Data tied to figure images:
%%
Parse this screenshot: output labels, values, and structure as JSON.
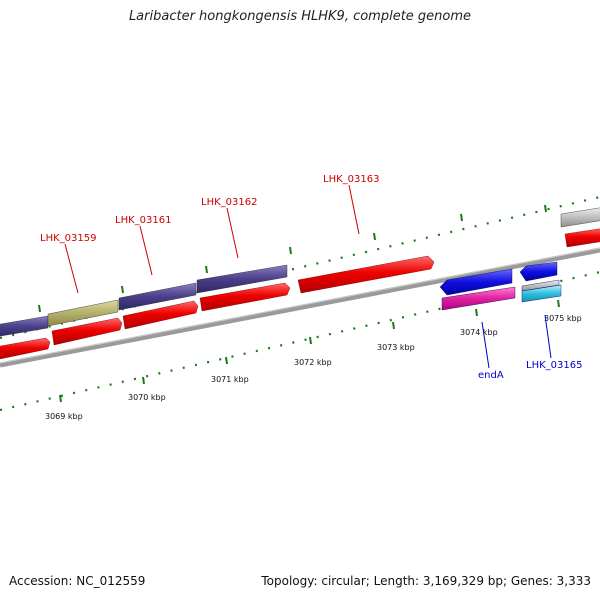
{
  "title": "Laribacter hongkongensis HLHK9, complete genome",
  "accession_text": "Accession: NC_012559",
  "summary_text": "Topology: circular; Length: 3,169,329 bp; Genes: 3,333",
  "ruler_labels": [
    "3069 kbp",
    "3070 kbp",
    "3071 kbp",
    "3072 kbp",
    "3073 kbp",
    "3074 kbp",
    "3075 kbp"
  ],
  "gene_labels": {
    "lhk_03159": "LHK_03159",
    "lhk_03161": "LHK_03161",
    "lhk_03162": "LHK_03162",
    "lhk_03163": "LHK_03163",
    "enda": "endA",
    "lhk_03165": "LHK_03165"
  },
  "colors": {
    "forward_gene": "#e00000",
    "feature_purple": "#4a3f8a",
    "feature_olive": "#b3b06a",
    "reverse_gene": "#1010d0",
    "feature_pink": "#e020a0",
    "feature_cyan": "#30c0e0",
    "feature_gray": "#c0c0c0",
    "backbone": "#7a7a7a",
    "tick": "#1a7a1a",
    "label_forward": "#cc0000",
    "label_reverse": "#0000cc"
  }
}
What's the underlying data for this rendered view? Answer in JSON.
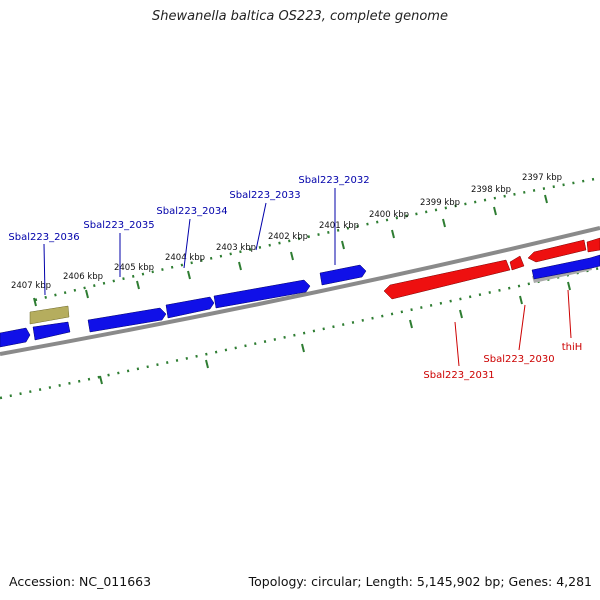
{
  "title": "Shewanella baltica OS223, complete genome",
  "accession": "Accession: NC_011663",
  "summary": "Topology: circular; Length: 5,145,902 bp; Genes: 4,281",
  "colors": {
    "forward_strand": "#0000ee",
    "reverse_strand": "#ee0000",
    "pseudo": "#b5ad5e",
    "backbone": "#7f7f7f",
    "ticks": "#2e7d32",
    "forward_label": "#0000aa",
    "reverse_label": "#cc0000"
  },
  "kbp_labels": [
    "2397 kbp",
    "2398 kbp",
    "2399 kbp",
    "2400 kbp",
    "2401 kbp",
    "2402 kbp",
    "2403 kbp",
    "2404 kbp",
    "2405 kbp",
    "2406 kbp",
    "2407 kbp"
  ],
  "forward_gene_labels": [
    "Sbal223_2032",
    "Sbal223_2033",
    "Sbal223_2034",
    "Sbal223_2035",
    "Sbal223_2036"
  ],
  "reverse_gene_labels": [
    "Sbal223_2031",
    "Sbal223_2030",
    "thiH"
  ]
}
%%
Work order: Would you copy each line of the records that contains "Topology"?

Result for this task:
  "summary_text": "Topology: circular; Length: 3,169,329 bp; Genes: 3,333",
  "summary": "Topology: circular; Length: 5,145,902 bp; Genes: 4,281",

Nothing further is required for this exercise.